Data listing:
********
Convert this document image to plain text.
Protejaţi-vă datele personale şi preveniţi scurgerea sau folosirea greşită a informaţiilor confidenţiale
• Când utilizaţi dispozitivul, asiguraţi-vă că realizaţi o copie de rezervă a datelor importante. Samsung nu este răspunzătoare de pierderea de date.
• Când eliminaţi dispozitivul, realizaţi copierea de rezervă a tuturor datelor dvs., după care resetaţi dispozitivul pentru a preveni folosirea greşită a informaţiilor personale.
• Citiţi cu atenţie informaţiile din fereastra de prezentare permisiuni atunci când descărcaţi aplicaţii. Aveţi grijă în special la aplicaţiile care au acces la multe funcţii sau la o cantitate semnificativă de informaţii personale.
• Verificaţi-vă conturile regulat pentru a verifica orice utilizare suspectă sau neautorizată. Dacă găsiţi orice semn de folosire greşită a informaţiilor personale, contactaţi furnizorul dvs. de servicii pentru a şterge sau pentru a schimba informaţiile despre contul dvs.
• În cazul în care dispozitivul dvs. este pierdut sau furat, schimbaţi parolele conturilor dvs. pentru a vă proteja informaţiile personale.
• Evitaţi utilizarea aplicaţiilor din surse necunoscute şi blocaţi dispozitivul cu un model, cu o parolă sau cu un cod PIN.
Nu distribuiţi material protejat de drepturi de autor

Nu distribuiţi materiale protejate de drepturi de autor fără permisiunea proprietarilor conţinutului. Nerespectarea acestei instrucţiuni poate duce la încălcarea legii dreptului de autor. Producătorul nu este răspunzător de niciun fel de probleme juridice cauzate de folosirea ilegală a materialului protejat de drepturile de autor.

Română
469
********
Please repeat all the records above exactly as they appear.

RESPONSE TO THE TASK:
Convert this document image to plain text.
Protejaţi-vă datele personale şi preveniţi scurgerea sau folosirea greşită a informaţiilor confidenţiale
• Când utilizaţi dispozitivul, asiguraţi-vă că realizaţi o copie de rezervă a datelor importante. Samsung nu este răspunzătoare de pierderea de date.
• Când eliminaţi dispozitivul, realizaţi copierea de rezervă a tuturor datelor dvs., după care resetaţi dispozitivul pentru a preveni folosirea greşită a informaţiilor personale.
• Citiţi cu atenţie informaţiile din fereastra de prezentare permisiuni atunci când descărcaţi aplicaţii. Aveţi grijă în special la aplicaţiile care au acces la multe funcţii sau la o cantitate semnificativă de informaţii personale.
• Verificaţi-vă conturile regulat pentru a verifica orice utilizare suspectă sau neautorizată. Dacă găsiţi orice semn de folosire greşită a informaţiilor personale, contactaţi furnizorul dvs. de servicii pentru a şterge sau pentru a schimba informaţiile despre contul dvs.
• În cazul în care dispozitivul dvs. este pierdut sau furat, schimbaţi parolele conturilor dvs. pentru a vă proteja informaţiile personale.
• Evitaţi utilizarea aplicaţiilor din surse necunoscute şi blocaţi dispozitivul cu un model, cu o parolă sau cu un cod PIN.
Nu distribuiţi material protejat de drepturi de autor

Nu distribuiţi materiale protejate de drepturi de autor fără permisiunea proprietarilor conţinutului. Nerespectarea acestei instrucţiuni poate duce la încălcarea legii dreptului de autor. Producătorul nu este răspunzător de niciun fel de probleme juridice cauzate de folosirea ilegală a materialului protejat de drepturile de autor.

Română
469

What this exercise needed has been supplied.